REQUEST: In the data below, express the stretch from the line containing "253, 243, 307]" through the line containing "cell-file: 下载: [1799, 667, 2070, 840]" as a JSON list of strings, with one string per line and blank lines left out.

DATA SUPPLIED:
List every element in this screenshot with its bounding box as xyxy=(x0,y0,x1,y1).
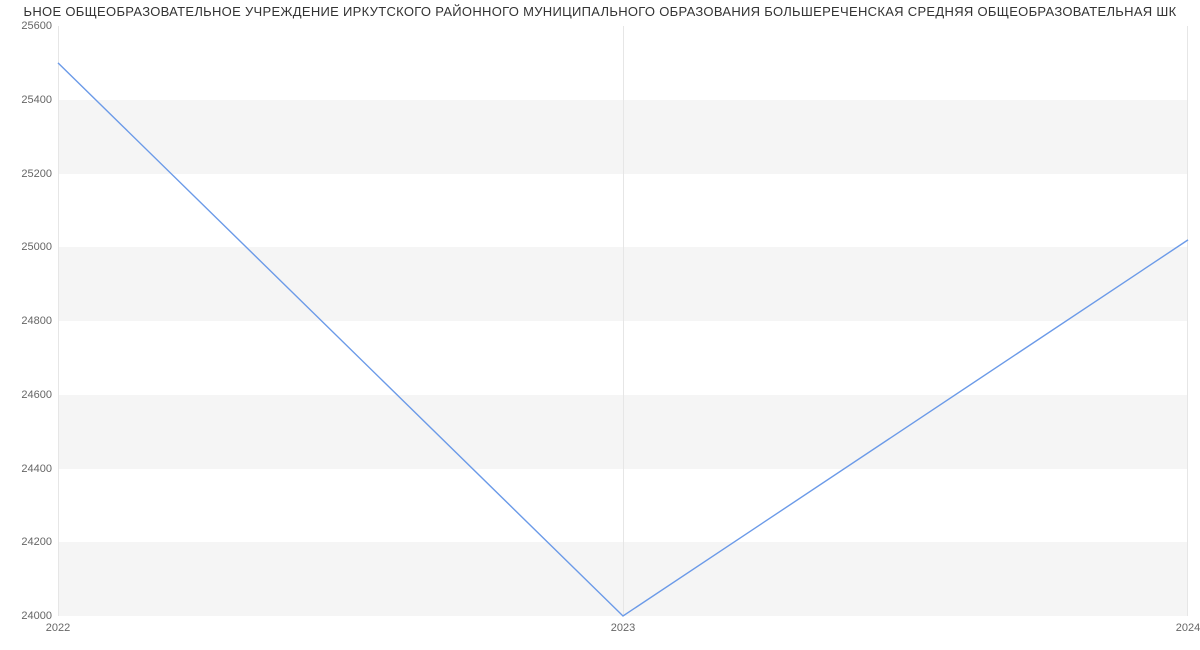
x-tick-label: 2024 xyxy=(1176,622,1200,634)
y-tick-label: 24400 xyxy=(6,463,52,475)
y-tick-label: 25200 xyxy=(6,168,52,180)
chart-container: ЬНОЕ ОБЩЕОБРАЗОВАТЕЛЬНОЕ УЧРЕЖДЕНИЕ ИРКУ… xyxy=(0,0,1200,650)
y-tick-label: 24600 xyxy=(6,389,52,401)
plot-area xyxy=(58,26,1188,616)
line-series xyxy=(58,26,1188,616)
y-tick-label: 25600 xyxy=(6,20,52,32)
chart-title: ЬНОЕ ОБЩЕОБРАЗОВАТЕЛЬНОЕ УЧРЕЖДЕНИЕ ИРКУ… xyxy=(0,4,1200,19)
y-tick-label: 24800 xyxy=(6,315,52,327)
y-tick-label: 24000 xyxy=(6,610,52,622)
x-tick-label: 2022 xyxy=(46,622,70,634)
y-tick-label: 25400 xyxy=(6,94,52,106)
x-tick-label: 2023 xyxy=(611,622,635,634)
y-tick-label: 25000 xyxy=(6,241,52,253)
y-tick-label: 24200 xyxy=(6,536,52,548)
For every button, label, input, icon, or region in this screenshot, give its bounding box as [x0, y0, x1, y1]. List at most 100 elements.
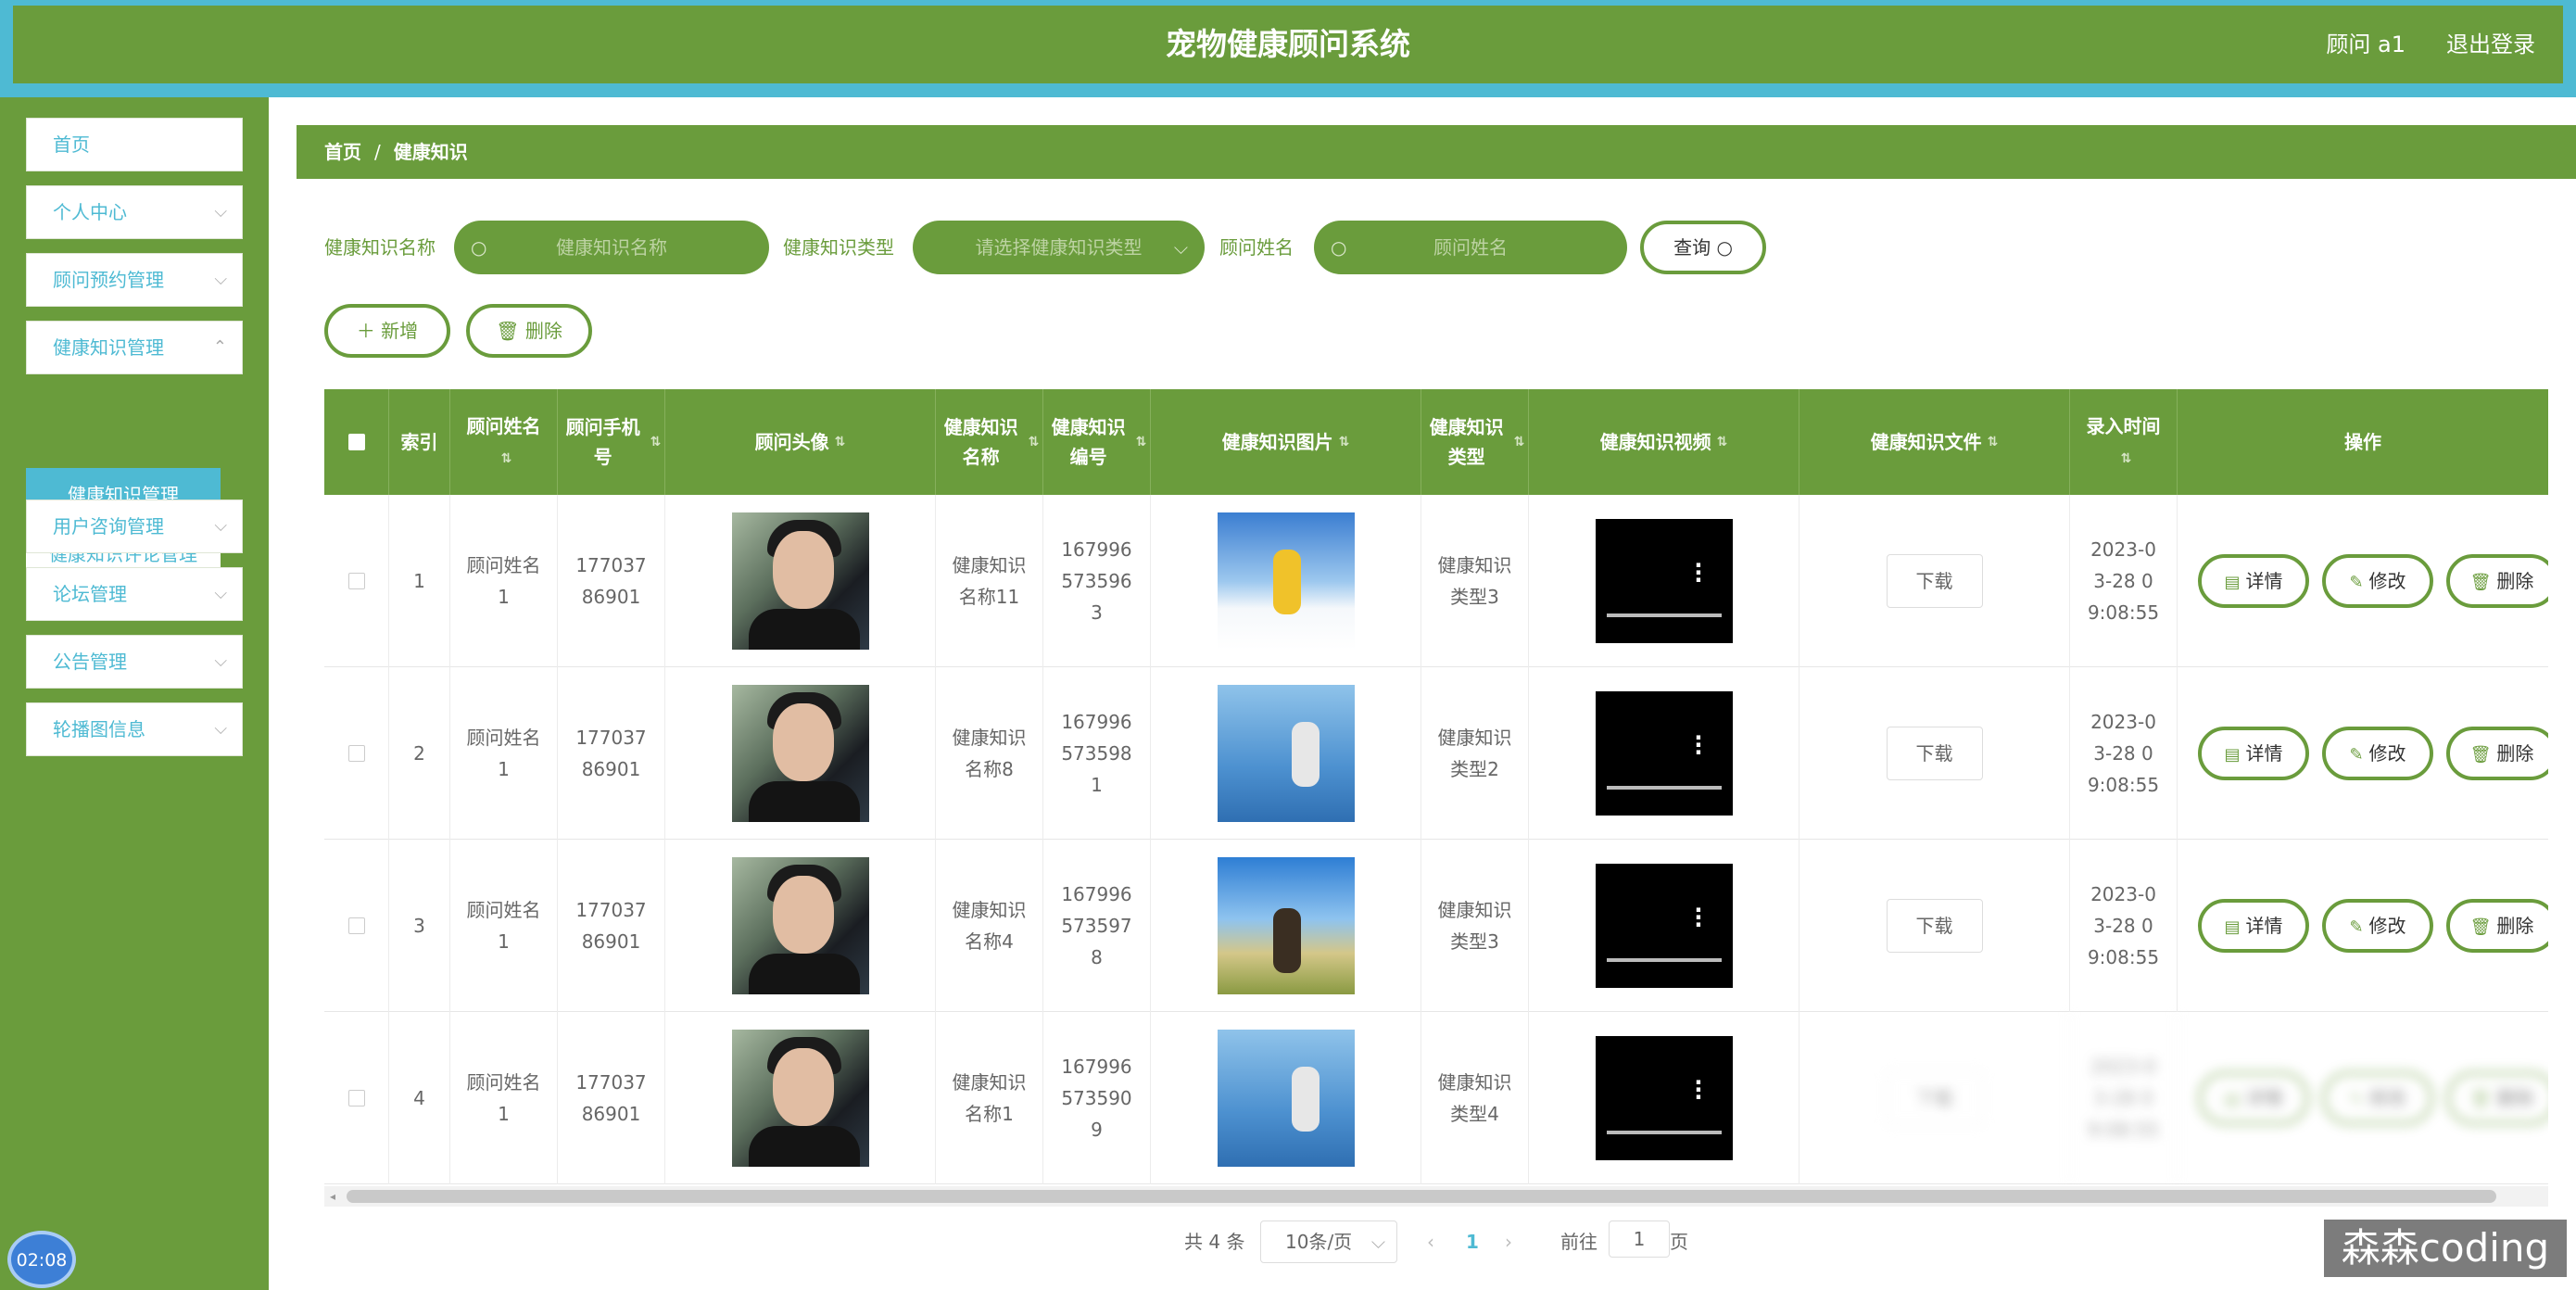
sidebar-item-appointments[interactable]: 顾问预约管理 ⌵: [26, 253, 243, 307]
query-label: 查询: [1673, 236, 1711, 259]
scrollbar-thumb[interactable]: [347, 1190, 2496, 1203]
edit-button[interactable]: ✎ 修改: [2322, 1071, 2433, 1125]
detail-button[interactable]: ▤ 详情: [2198, 727, 2309, 780]
cell-file: 下载: [1799, 667, 2070, 840]
table-row: 2 顾问姓名1 17703786901 健康知识名称8 1679965735981 健康知…: [324, 667, 2548, 840]
sidebar-item-forum[interactable]: 论坛管理 ⌵: [26, 567, 243, 621]
row-delete-button[interactable]: 🗑 删除: [2446, 899, 2548, 953]
delete-button[interactable]: 🗑 删除: [466, 304, 592, 358]
cell-advisor: 顾问姓名1: [450, 495, 558, 667]
video-player[interactable]: · · ·: [1595, 864, 1733, 988]
edit-button[interactable]: ✎ 修改: [2322, 727, 2433, 780]
advisor-avatar[interactable]: [731, 685, 869, 822]
col-image[interactable]: 健康知识图片 ⇅: [1151, 389, 1421, 495]
detail-button[interactable]: ▤ 详情: [2198, 1071, 2309, 1125]
col-type[interactable]: 健康知识类型 ⇅: [1421, 389, 1529, 495]
cell-code: 1679965735963: [1043, 495, 1151, 667]
cell-time: 2023-03-28 09:08:55: [2070, 495, 2178, 667]
sidebar-item-label: 首页: [53, 133, 90, 156]
query-button[interactable]: 查询 ○: [1640, 221, 1766, 274]
more-icon[interactable]: · · ·: [1694, 554, 1702, 591]
sidebar-item-consult[interactable]: 用户咨询管理 ⌵: [26, 500, 243, 553]
detail-button[interactable]: ▤ 详情: [2198, 899, 2309, 953]
download-button[interactable]: 下载: [1886, 1071, 1983, 1125]
sidebar-item-home[interactable]: 首页: [26, 118, 243, 171]
chevron-down-icon: ⌵: [214, 719, 227, 739]
video-player[interactable]: · · ·: [1595, 519, 1733, 643]
sidebar-item-carousel[interactable]: 轮播图信息 ⌵: [26, 702, 243, 756]
edit-button[interactable]: ✎ 修改: [2322, 899, 2433, 953]
col-advisor[interactable]: 顾问姓名 ⇅: [450, 389, 558, 495]
chevron-up-icon: ⌃: [212, 337, 227, 357]
more-icon[interactable]: · · ·: [1694, 899, 1702, 936]
row-checkbox[interactable]: [347, 917, 365, 934]
cell-code: 1679965735978: [1043, 840, 1151, 1012]
edit-button[interactable]: ✎ 修改: [2322, 554, 2433, 608]
video-player[interactable]: · · ·: [1595, 691, 1733, 816]
sidebar-item-health-knowledge[interactable]: 健康知识管理 ⌃: [26, 321, 243, 374]
advisor-avatar[interactable]: [731, 512, 869, 650]
cell-text: 1: [413, 570, 425, 592]
prev-page-icon[interactable]: ‹: [1427, 1220, 1434, 1263]
col-phone[interactable]: 顾问手机号 ⇅: [558, 389, 665, 495]
row-checkbox[interactable]: [347, 1090, 365, 1107]
advisor-avatar[interactable]: [731, 857, 869, 994]
col-image-label: 健康知识图片: [1221, 431, 1333, 453]
cell-image: [1151, 840, 1421, 1012]
knowledge-image[interactable]: [1217, 1030, 1355, 1167]
row-delete-button[interactable]: 🗑 删除: [2446, 554, 2548, 608]
row-delete-button[interactable]: 🗑 删除: [2446, 1071, 2548, 1125]
video-player[interactable]: · · ·: [1595, 1036, 1733, 1160]
more-icon[interactable]: · · ·: [1694, 727, 1702, 764]
header: 宠物健康顾问系统 顾问 a1 退出登录: [13, 6, 2563, 83]
download-button[interactable]: 下载: [1886, 727, 1983, 780]
row-delete-button[interactable]: 🗑 删除: [2446, 727, 2548, 780]
video-progress[interactable]: [1606, 613, 1722, 617]
cell-actions: ▤ 详情 ✎ 修改 🗑 删除: [2178, 667, 2548, 840]
cell-advisor: 顾问姓名1: [450, 1012, 558, 1184]
video-progress[interactable]: [1606, 1131, 1722, 1134]
add-button[interactable]: ＋ 新增: [324, 304, 450, 358]
scroll-left-icon[interactable]: ◂: [330, 1186, 335, 1207]
video-progress[interactable]: [1606, 958, 1722, 962]
download-button[interactable]: 下载: [1886, 554, 1983, 608]
knowledge-image[interactable]: [1217, 512, 1355, 650]
document-icon: ▤: [2224, 1090, 2241, 1109]
breadcrumb-home[interactable]: 首页: [324, 141, 361, 163]
pagination-total: 共 4 条: [1184, 1231, 1245, 1253]
row-checkbox[interactable]: [347, 573, 365, 589]
name-search-input[interactable]: ○ 健康知识名称: [454, 221, 769, 274]
detail-button[interactable]: ▤ 详情: [2198, 554, 2309, 608]
page-size-select[interactable]: 10条/页 ⌵: [1260, 1220, 1397, 1263]
col-index-label: 索引: [400, 431, 438, 453]
sort-icon: ⇅: [1028, 435, 1040, 449]
row-checkbox[interactable]: [347, 745, 365, 762]
knowledge-image[interactable]: [1217, 857, 1355, 994]
more-icon[interactable]: · · ·: [1694, 1071, 1702, 1108]
goto-page-input[interactable]: 1: [1609, 1220, 1670, 1258]
advisor-avatar[interactable]: [731, 1030, 869, 1167]
col-video[interactable]: 健康知识视频 ⇅: [1529, 389, 1799, 495]
sidebar-item-notice[interactable]: 公告管理 ⌵: [26, 635, 243, 689]
select-all-checkbox[interactable]: [347, 434, 365, 450]
col-code[interactable]: 健康知识编号 ⇅: [1043, 389, 1151, 495]
video-progress[interactable]: [1606, 786, 1722, 790]
cell-video: · · ·: [1529, 840, 1799, 1012]
knowledge-image[interactable]: [1217, 685, 1355, 822]
document-icon: ▤: [2224, 573, 2241, 592]
table-row: 3 顾问姓名1 17703786901 健康知识名称4 1679965735978 健康知…: [324, 840, 2548, 1012]
horizontal-scrollbar[interactable]: ◂: [324, 1186, 2548, 1207]
col-avatar[interactable]: 顾问头像 ⇅: [665, 389, 936, 495]
sort-icon: ⇅: [2120, 450, 2132, 466]
sidebar-item-profile[interactable]: 个人中心 ⌵: [26, 185, 243, 239]
next-page-icon[interactable]: ›: [1505, 1220, 1512, 1263]
col-time[interactable]: 录入时间 ⇅: [2070, 389, 2178, 495]
logout-link[interactable]: 退出登录: [2446, 6, 2535, 83]
page-number-current[interactable]: 1: [1466, 1220, 1479, 1263]
download-button[interactable]: 下载: [1886, 899, 1983, 953]
advisor-search-input[interactable]: ○ 顾问姓名: [1314, 221, 1627, 274]
col-file[interactable]: 健康知识文件 ⇅: [1799, 389, 2070, 495]
table-row: 1 顾问姓名1 17703786901 健康知识名称11 1679965735963 健康…: [324, 495, 2548, 667]
type-select[interactable]: 请选择健康知识类型 ⌵: [913, 221, 1205, 274]
col-name[interactable]: 健康知识名称 ⇅: [936, 389, 1043, 495]
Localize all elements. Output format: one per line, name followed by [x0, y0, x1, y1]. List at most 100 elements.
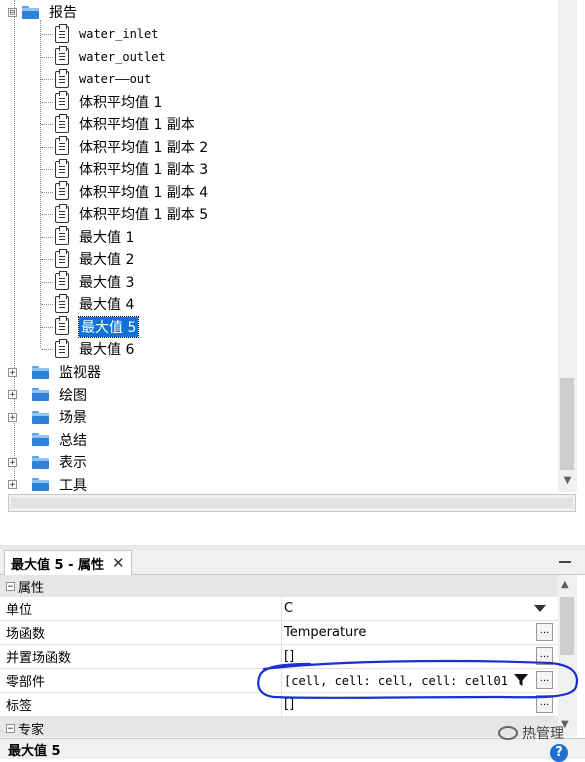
tree-node-label: 表示 — [59, 455, 87, 471]
expand-icon[interactable]: + — [8, 412, 17, 422]
report-document-icon — [55, 91, 69, 110]
tree-node-folder[interactable]: + 场景 — [8, 406, 87, 428]
field-function-value[interactable]: Temperature — [281, 621, 537, 644]
wechat-icon — [498, 726, 518, 740]
report-document-icon — [55, 203, 69, 223]
tree-node-label: 最大值 2 — [79, 252, 135, 268]
expand-icon[interactable]: + — [8, 480, 17, 490]
report-document-icon — [55, 23, 69, 43]
tree-node-label: 体积平均值 1 副本 — [79, 117, 195, 133]
tree-node-report-item[interactable]: 体积平均值 1 副本 — [55, 113, 195, 135]
close-icon[interactable]: ✕ — [112, 554, 125, 572]
annotation-circle — [257, 659, 579, 699]
property-row-unit[interactable]: 单位 C — [0, 597, 558, 621]
simulation-tree: ⊟ 报告 water_inlet water_outlet water——out 体积… — [0, 0, 558, 492]
scroll-down-icon[interactable]: ▼ — [561, 474, 574, 488]
category-expert[interactable]: − 专家 — [0, 717, 558, 737]
property-name: 并置场函数 — [6, 651, 72, 666]
tree-connector — [41, 349, 53, 350]
tree-node-folder[interactable]: + 表示 — [8, 451, 87, 473]
tree-node-report-item[interactable]: water——out — [55, 68, 151, 90]
property-row-field-function[interactable]: 场函数 Temperature ... — [0, 621, 558, 645]
tree-node-report-item[interactable]: 最大值 6 — [55, 338, 134, 360]
scroll-up-icon[interactable]: ▲ — [561, 579, 569, 590]
folder-icon — [32, 365, 49, 379]
expand-icon[interactable]: + — [8, 457, 17, 467]
tree-connector — [40, 20, 41, 348]
tree-node-report-item[interactable]: 体积平均值 1 副本 3 — [55, 158, 208, 180]
tree-connector — [41, 169, 53, 170]
tree-node-report-item[interactable]: water_inlet — [55, 23, 158, 45]
tree-connector — [41, 281, 53, 283]
tree-node-folder[interactable]: + 工具 — [8, 474, 87, 492]
tree-node-folder[interactable]: + 监视器 — [8, 361, 101, 383]
folder-icon — [32, 455, 49, 469]
scrollbar-track — [11, 498, 573, 508]
expand-icon[interactable]: + — [8, 390, 17, 400]
status-title: 最大值 5 — [8, 743, 61, 759]
tree-connector — [41, 56, 53, 58]
collapse-icon[interactable]: ⊟ — [8, 7, 17, 17]
browse-button[interactable]: ... — [536, 623, 553, 641]
tree-connector — [41, 259, 53, 260]
tree-node-report-item[interactable]: water_outlet — [55, 46, 166, 68]
tree-connector — [41, 79, 53, 80]
tree-connector — [41, 146, 53, 148]
folder-icon — [32, 410, 49, 424]
tree-node-label: 体积平均值 1 副本 5 — [79, 207, 209, 223]
tree-node-label: 最大值 4 — [79, 297, 135, 313]
report-document-icon — [55, 113, 69, 133]
report-document-icon — [55, 271, 69, 290]
tree-horizontal-scrollbar[interactable] — [8, 494, 576, 512]
report-document-icon — [55, 158, 69, 178]
tree-node-label: water——out — [79, 72, 152, 86]
unit-select[interactable]: C — [281, 597, 537, 620]
tree-node-report-item[interactable]: 体积平均值 1 副本 2 — [55, 136, 208, 158]
minimize-icon[interactable] — [559, 561, 571, 563]
report-document-icon — [55, 248, 69, 268]
scrollbar-thumb[interactable] — [560, 378, 574, 470]
folder-icon — [32, 388, 49, 401]
tree-node-folder[interactable]: + 绘图 — [8, 384, 87, 406]
scrollbar-thumb[interactable] — [560, 597, 574, 655]
report-document-icon — [55, 181, 69, 200]
tree-node-report-item[interactable]: 最大值 5 — [55, 315, 140, 338]
tree-node-label: 体积平均值 1 副本 3 — [79, 162, 209, 178]
properties-tab-title: 最大值 5 - 属性 — [11, 557, 105, 573]
expand-icon[interactable]: + — [8, 367, 17, 377]
category-properties[interactable]: − 属性 — [0, 575, 558, 597]
watermark: 热管理 — [498, 723, 564, 743]
tree-node-report-item[interactable]: 体积平均值 1 副本 5 — [55, 203, 208, 225]
tree-node-report-item[interactable]: 最大值 2 — [55, 248, 134, 270]
tree-connector — [41, 236, 53, 238]
collapse-icon[interactable]: − — [6, 723, 15, 733]
tree-node-report-item[interactable]: 体积平均值 1 — [55, 91, 162, 113]
help-icon[interactable]: ? — [550, 744, 568, 762]
tree-node-label: 体积平均值 1 副本 4 — [79, 184, 209, 201]
tree-node-report-item[interactable]: 最大值 1 — [55, 226, 134, 248]
tree-connector — [41, 304, 53, 305]
tree-node-label: 最大值 6 — [79, 342, 135, 358]
tree-node-folder[interactable]: 总结 — [8, 429, 87, 451]
tree-node-label: water_outlet — [79, 49, 166, 64]
tree-node-label: 最大值 1 — [79, 229, 135, 246]
tree-node-report-item[interactable]: 最大值 4 — [55, 293, 134, 315]
watermark-text: 热管理 — [522, 726, 564, 742]
tree-node-report-item[interactable]: 体积平均值 1 副本 4 — [55, 181, 208, 203]
tree-vertical-scrollbar[interactable]: ▼ — [558, 0, 577, 492]
properties-tab[interactable]: 最大值 5 - 属性 ✕ — [4, 550, 132, 575]
folder-icon — [22, 5, 39, 19]
report-document-icon — [55, 46, 69, 65]
folder-icon — [32, 433, 49, 446]
tree-node-report[interactable]: ⊟ 报告 — [8, 1, 77, 23]
tree-node-label: 绘图 — [59, 387, 87, 404]
report-document-icon — [55, 226, 69, 245]
chevron-down-icon[interactable] — [534, 605, 546, 612]
property-name: 标签 — [6, 699, 33, 714]
tree-connector — [41, 34, 53, 35]
tree-node-label: 监视器 — [59, 365, 101, 381]
collapse-icon[interactable]: − — [6, 581, 15, 591]
tree-node-report-item[interactable]: 最大值 3 — [55, 271, 134, 293]
property-name: 场函数 — [6, 627, 46, 642]
property-name: 零部件 — [6, 675, 46, 690]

FINAL ANSWER:
[
  "sidebar-item-appointments[interactable]: 顾问预约管理 ⌵: [26, 253, 243, 307]",
  "query-label: 查询: [1673, 236, 1711, 259]",
  "scrollbar-thumb[interactable]: [347, 1190, 2496, 1203]",
  "edit-button[interactable]: ✎ 修改: [2322, 1071, 2433, 1125]",
  "detail-button[interactable]: ▤ 详情: [2198, 727, 2309, 780]",
  "cell-file: 下载: [1799, 667, 2070, 840]"
]